**PROBLEM**
Could you write out the records below exactly as they appear?

**PROVIDED ENTRIES**

────

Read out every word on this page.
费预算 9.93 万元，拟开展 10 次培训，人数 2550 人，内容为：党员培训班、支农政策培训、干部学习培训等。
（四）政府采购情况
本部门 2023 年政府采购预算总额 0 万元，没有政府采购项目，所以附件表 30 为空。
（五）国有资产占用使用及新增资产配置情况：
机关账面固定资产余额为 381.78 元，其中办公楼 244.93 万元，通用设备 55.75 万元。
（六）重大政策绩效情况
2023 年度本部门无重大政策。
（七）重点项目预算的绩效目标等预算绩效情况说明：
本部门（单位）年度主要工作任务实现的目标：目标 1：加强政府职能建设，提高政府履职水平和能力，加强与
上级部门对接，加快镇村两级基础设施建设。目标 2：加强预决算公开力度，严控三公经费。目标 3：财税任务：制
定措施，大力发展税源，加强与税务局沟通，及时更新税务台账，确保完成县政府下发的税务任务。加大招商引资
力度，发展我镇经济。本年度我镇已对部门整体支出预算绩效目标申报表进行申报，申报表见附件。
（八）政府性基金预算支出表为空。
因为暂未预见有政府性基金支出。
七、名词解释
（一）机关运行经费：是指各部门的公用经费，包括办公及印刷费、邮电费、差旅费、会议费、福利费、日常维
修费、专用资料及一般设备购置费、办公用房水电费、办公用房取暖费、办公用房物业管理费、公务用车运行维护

────

**FINAL ANSWER**
Read out every word on this page.
费预算 9.93 万元，拟开展 10 次培训，人数 2550 人，内容为：党员培训班、支农政策培训、干部学习培训等。
（四）政府采购情况
本部门 2023 年政府采购预算总额 0 万元，没有政府采购项目，所以附件表 30 为空。
（五）国有资产占用使用及新增资产配置情况：
机关账面固定资产余额为 381.78 元，其中办公楼 244.93 万元，通用设备 55.75 万元。
（六）重大政策绩效情况
2023 年度本部门无重大政策。
（七）重点项目预算的绩效目标等预算绩效情况说明：
本部门（单位）年度主要工作任务实现的目标：目标 1：加强政府职能建设，提高政府履职水平和能力，加强与
上级部门对接，加快镇村两级基础设施建设。目标 2：加强预决算公开力度，严控三公经费。目标 3：财税任务：制
定措施，大力发展税源，加强与税务局沟通，及时更新税务台账，确保完成县政府下发的税务任务。加大招商引资
力度，发展我镇经济。本年度我镇已对部门整体支出预算绩效目标申报表进行申报，申报表见附件。
（八）政府性基金预算支出表为空。
因为暂未预见有政府性基金支出。
七、名词解释
（一）机关运行经费：是指各部门的公用经费，包括办公及印刷费、邮电费、差旅费、会议费、福利费、日常维
修费、专用资料及一般设备购置费、办公用房水电费、办公用房取暖费、办公用房物业管理费、公务用车运行维护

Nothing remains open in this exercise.